**WHAT IS NEEDED:** Transcribe everything in the listing below exactly, except the pictures.

**INPUT RECORDS:**
═══
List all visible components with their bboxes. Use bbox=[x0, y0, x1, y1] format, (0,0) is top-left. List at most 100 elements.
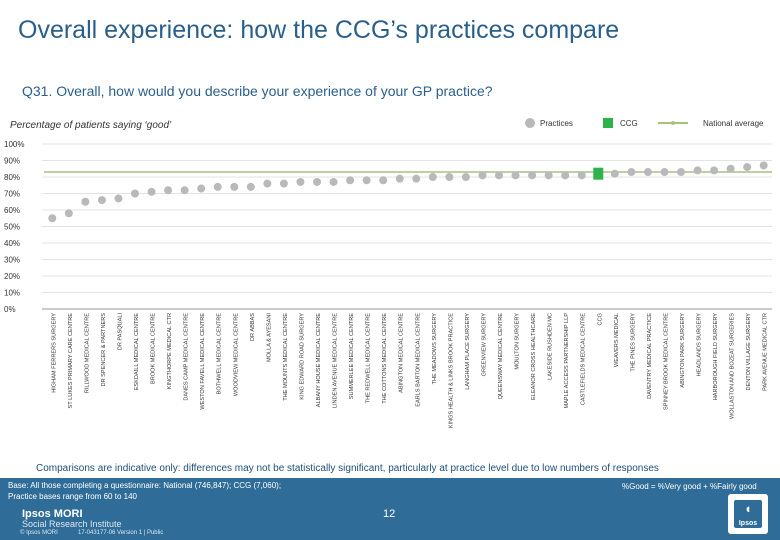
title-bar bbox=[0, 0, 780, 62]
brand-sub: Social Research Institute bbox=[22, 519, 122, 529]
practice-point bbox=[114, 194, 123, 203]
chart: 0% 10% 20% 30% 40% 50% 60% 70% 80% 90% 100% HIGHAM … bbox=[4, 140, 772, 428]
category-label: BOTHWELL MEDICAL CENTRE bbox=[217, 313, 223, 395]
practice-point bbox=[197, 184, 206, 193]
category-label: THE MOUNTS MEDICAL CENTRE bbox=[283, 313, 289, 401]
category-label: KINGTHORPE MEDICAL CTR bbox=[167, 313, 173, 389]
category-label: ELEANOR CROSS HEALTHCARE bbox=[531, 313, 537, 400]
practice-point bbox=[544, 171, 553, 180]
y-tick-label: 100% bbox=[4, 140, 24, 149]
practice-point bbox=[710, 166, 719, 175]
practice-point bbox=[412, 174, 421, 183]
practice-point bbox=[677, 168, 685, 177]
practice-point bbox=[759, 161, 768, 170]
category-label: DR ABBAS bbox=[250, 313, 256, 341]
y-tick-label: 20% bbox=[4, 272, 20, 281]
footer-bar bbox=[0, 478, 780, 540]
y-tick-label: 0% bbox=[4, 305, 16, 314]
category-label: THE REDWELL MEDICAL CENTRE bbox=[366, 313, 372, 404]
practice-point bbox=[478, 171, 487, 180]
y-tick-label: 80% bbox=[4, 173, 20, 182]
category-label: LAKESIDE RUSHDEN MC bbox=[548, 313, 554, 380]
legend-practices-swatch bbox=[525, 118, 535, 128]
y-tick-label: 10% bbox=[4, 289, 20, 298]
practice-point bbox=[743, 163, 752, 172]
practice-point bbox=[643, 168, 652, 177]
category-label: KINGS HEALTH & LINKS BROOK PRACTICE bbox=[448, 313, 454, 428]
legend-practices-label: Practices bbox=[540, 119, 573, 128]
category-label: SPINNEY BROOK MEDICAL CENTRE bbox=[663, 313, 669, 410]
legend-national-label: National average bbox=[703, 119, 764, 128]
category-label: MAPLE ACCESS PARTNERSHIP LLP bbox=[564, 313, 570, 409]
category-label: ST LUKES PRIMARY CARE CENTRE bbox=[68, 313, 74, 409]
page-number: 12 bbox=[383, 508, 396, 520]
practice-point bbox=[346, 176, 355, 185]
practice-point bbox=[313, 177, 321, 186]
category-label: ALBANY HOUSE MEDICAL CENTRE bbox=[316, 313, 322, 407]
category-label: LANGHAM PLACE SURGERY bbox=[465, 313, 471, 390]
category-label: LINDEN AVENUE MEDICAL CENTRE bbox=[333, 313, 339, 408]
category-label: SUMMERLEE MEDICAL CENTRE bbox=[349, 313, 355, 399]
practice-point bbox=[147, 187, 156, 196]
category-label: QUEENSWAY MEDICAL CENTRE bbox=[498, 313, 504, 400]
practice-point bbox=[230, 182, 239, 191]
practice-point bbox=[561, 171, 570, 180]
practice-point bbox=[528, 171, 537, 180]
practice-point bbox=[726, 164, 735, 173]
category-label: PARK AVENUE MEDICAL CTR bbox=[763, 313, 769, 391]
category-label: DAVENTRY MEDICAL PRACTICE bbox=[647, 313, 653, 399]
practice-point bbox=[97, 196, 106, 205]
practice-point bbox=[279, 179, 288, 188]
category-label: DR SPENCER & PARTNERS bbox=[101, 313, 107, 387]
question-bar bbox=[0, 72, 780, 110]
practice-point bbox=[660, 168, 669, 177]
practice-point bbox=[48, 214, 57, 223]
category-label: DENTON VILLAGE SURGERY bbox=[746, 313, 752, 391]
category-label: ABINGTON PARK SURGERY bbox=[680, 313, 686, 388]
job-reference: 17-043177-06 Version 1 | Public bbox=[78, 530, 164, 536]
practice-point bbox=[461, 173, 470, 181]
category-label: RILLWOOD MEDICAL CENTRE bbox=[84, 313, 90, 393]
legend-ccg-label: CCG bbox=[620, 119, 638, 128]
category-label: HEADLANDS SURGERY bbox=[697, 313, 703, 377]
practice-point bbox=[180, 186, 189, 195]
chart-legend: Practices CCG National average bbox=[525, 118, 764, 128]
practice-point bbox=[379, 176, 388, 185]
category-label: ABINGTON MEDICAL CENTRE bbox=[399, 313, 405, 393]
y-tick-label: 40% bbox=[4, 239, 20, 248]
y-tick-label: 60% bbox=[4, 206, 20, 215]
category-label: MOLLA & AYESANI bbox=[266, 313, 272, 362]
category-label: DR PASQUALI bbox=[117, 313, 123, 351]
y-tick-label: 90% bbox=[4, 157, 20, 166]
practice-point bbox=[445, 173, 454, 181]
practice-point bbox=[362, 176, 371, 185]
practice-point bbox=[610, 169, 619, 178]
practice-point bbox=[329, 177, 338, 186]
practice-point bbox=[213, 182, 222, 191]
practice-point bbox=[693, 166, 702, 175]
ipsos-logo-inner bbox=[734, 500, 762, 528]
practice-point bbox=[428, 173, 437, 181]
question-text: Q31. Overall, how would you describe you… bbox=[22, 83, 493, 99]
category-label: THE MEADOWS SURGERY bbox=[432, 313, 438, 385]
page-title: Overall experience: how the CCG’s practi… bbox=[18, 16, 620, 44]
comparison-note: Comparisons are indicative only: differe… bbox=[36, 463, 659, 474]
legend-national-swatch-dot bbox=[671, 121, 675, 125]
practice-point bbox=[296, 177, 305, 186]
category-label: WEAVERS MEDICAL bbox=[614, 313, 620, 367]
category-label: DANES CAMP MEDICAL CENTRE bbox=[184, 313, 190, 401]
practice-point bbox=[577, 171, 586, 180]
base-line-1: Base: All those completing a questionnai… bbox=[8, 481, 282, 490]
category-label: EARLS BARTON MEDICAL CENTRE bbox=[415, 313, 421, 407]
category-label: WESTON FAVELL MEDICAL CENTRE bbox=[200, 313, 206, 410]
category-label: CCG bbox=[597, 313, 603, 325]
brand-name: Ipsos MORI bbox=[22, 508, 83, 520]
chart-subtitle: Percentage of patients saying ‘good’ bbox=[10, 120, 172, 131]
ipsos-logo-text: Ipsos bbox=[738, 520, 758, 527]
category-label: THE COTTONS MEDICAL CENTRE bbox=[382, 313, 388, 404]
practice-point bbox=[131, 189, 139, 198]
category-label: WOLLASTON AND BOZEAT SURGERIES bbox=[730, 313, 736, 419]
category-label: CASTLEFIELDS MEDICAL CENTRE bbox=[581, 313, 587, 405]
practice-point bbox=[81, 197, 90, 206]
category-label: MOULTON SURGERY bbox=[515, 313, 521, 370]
═══
**RESPONSE:**
List all visible components with their bboxes. Use bbox=[x0, y0, x1, y1] format, (0,0) is top-left. List at most 100 elements.
title-bar bbox=[0, 0, 780, 62]
brand-sub: Social Research Institute bbox=[22, 519, 122, 529]
practice-point bbox=[114, 194, 123, 203]
chart: 0% 10% 20% 30% 40% 50% 60% 70% 80% 90% 100% HIGHAM … bbox=[4, 140, 772, 428]
category-label: BOTHWELL MEDICAL CENTRE bbox=[217, 313, 223, 395]
practice-point bbox=[197, 184, 206, 193]
category-label: THE MOUNTS MEDICAL CENTRE bbox=[283, 313, 289, 401]
category-label: KINGTHORPE MEDICAL CTR bbox=[167, 313, 173, 389]
category-label: ELEANOR CROSS HEALTHCARE bbox=[531, 313, 537, 400]
practice-point bbox=[544, 171, 553, 180]
y-tick-label: 100% bbox=[4, 140, 24, 149]
practice-point bbox=[710, 166, 719, 175]
practice-point bbox=[412, 174, 421, 183]
practice-point bbox=[677, 168, 685, 177]
practice-point bbox=[759, 161, 768, 170]
category-label: DR ABBAS bbox=[250, 313, 256, 341]
y-tick-label: 20% bbox=[4, 272, 20, 281]
footer-bar bbox=[0, 478, 780, 540]
y-tick-label: 0% bbox=[4, 305, 16, 314]
category-label: THE REDWELL MEDICAL CENTRE bbox=[366, 313, 372, 404]
practice-point bbox=[478, 171, 487, 180]
y-tick-label: 80% bbox=[4, 173, 20, 182]
category-label: LAKESIDE RUSHDEN MC bbox=[548, 313, 554, 380]
legend-practices-swatch bbox=[525, 118, 535, 128]
y-tick-label: 10% bbox=[4, 289, 20, 298]
practice-point bbox=[743, 163, 752, 172]
practice-point bbox=[643, 168, 652, 177]
category-label: KINGS HEALTH & LINKS BROOK PRACTICE bbox=[448, 313, 454, 428]
legend-practices-label: Practices bbox=[540, 119, 573, 128]
category-label: SPINNEY BROOK MEDICAL CENTRE bbox=[663, 313, 669, 410]
legend-national-label: National average bbox=[703, 119, 764, 128]
category-label: MAPLE ACCESS PARTNERSHIP LLP bbox=[564, 313, 570, 409]
category-label: ST LUKES PRIMARY CARE CENTRE bbox=[68, 313, 74, 409]
page-number: 12 bbox=[383, 508, 396, 520]
practice-point bbox=[346, 176, 355, 185]
practice-point bbox=[313, 177, 321, 186]
category-label: ALBANY HOUSE MEDICAL CENTRE bbox=[316, 313, 322, 407]
category-label: LANGHAM PLACE SURGERY bbox=[465, 313, 471, 390]
category-label: LINDEN AVENUE MEDICAL CENTRE bbox=[333, 313, 339, 408]
category-label: SUMMERLEE MEDICAL CENTRE bbox=[349, 313, 355, 399]
practice-point bbox=[147, 187, 156, 196]
category-label: QUEENSWAY MEDICAL CENTRE bbox=[498, 313, 504, 400]
practice-point bbox=[230, 182, 239, 191]
practice-point bbox=[561, 171, 570, 180]
practice-point bbox=[528, 171, 537, 180]
practice-point bbox=[726, 164, 735, 173]
category-label: PARK AVENUE MEDICAL CTR bbox=[763, 313, 769, 391]
category-label: DAVENTRY MEDICAL PRACTICE bbox=[647, 313, 653, 399]
practice-point bbox=[97, 196, 106, 205]
practice-point bbox=[279, 179, 288, 188]
category-label: DR SPENCER & PARTNERS bbox=[101, 313, 107, 387]
question-bar bbox=[0, 72, 780, 110]
practice-point bbox=[660, 168, 669, 177]
practice-point bbox=[48, 214, 57, 223]
category-label: DENTON VILLAGE SURGERY bbox=[746, 313, 752, 391]
category-label: ABINGTON PARK SURGERY bbox=[680, 313, 686, 388]
job-reference: 17-043177-06 Version 1 | Public bbox=[78, 530, 164, 536]
practice-point bbox=[461, 173, 470, 181]
category-label: RILLWOOD MEDICAL CENTRE bbox=[84, 313, 90, 393]
legend-ccg-label: CCG bbox=[620, 119, 638, 128]
category-label: HEADLANDS SURGERY bbox=[697, 313, 703, 377]
practice-point bbox=[180, 186, 189, 195]
chart-legend: Practices CCG National average bbox=[525, 118, 764, 128]
practice-point bbox=[379, 176, 388, 185]
category-label: ABINGTON MEDICAL CENTRE bbox=[399, 313, 405, 393]
y-tick-label: 40% bbox=[4, 239, 20, 248]
y-tick-label: 60% bbox=[4, 206, 20, 215]
category-label: MOLLA & AYESANI bbox=[266, 313, 272, 362]
category-label: DR PASQUALI bbox=[117, 313, 123, 351]
y-tick-label: 90% bbox=[4, 157, 20, 166]
practice-point bbox=[445, 173, 454, 181]
practice-point bbox=[362, 176, 371, 185]
practice-point bbox=[610, 169, 619, 178]
practice-point bbox=[329, 177, 338, 186]
practice-point bbox=[213, 182, 222, 191]
practice-point bbox=[693, 166, 702, 175]
ipsos-logo-inner bbox=[734, 500, 762, 528]
practice-point bbox=[428, 173, 437, 181]
question-text: Q31. Overall, how would you describe you… bbox=[22, 83, 493, 99]
category-label: THE MEADOWS SURGERY bbox=[432, 313, 438, 385]
page-title: Overall experience: how the CCG’s practi… bbox=[18, 16, 620, 44]
comparison-note: Comparisons are indicative only: differe… bbox=[36, 463, 659, 474]
legend-national-swatch-dot bbox=[671, 121, 675, 125]
practice-point bbox=[296, 177, 305, 186]
category-label: WEAVERS MEDICAL bbox=[614, 313, 620, 367]
category-label: DANES CAMP MEDICAL CENTRE bbox=[184, 313, 190, 401]
practice-point bbox=[577, 171, 586, 180]
base-line-1: Base: All those completing a questionnai… bbox=[8, 481, 282, 490]
category-label: EARLS BARTON MEDICAL CENTRE bbox=[415, 313, 421, 407]
category-label: WESTON FAVELL MEDICAL CENTRE bbox=[200, 313, 206, 410]
category-label: CCG bbox=[597, 313, 603, 325]
brand-name: Ipsos MORI bbox=[22, 508, 83, 520]
chart-subtitle: Percentage of patients saying ‘good’ bbox=[10, 120, 172, 131]
ipsos-logo-text: Ipsos bbox=[738, 520, 758, 527]
category-label: THE COTTONS MEDICAL CENTRE bbox=[382, 313, 388, 404]
practice-point bbox=[131, 189, 139, 198]
category-label: WOLLASTON AND BOZEAT SURGERIES bbox=[730, 313, 736, 419]
category-label: CASTLEFIELDS MEDICAL CENTRE bbox=[581, 313, 587, 405]
practice-point bbox=[81, 197, 90, 206]
category-label: MOULTON SURGERY bbox=[515, 313, 521, 370]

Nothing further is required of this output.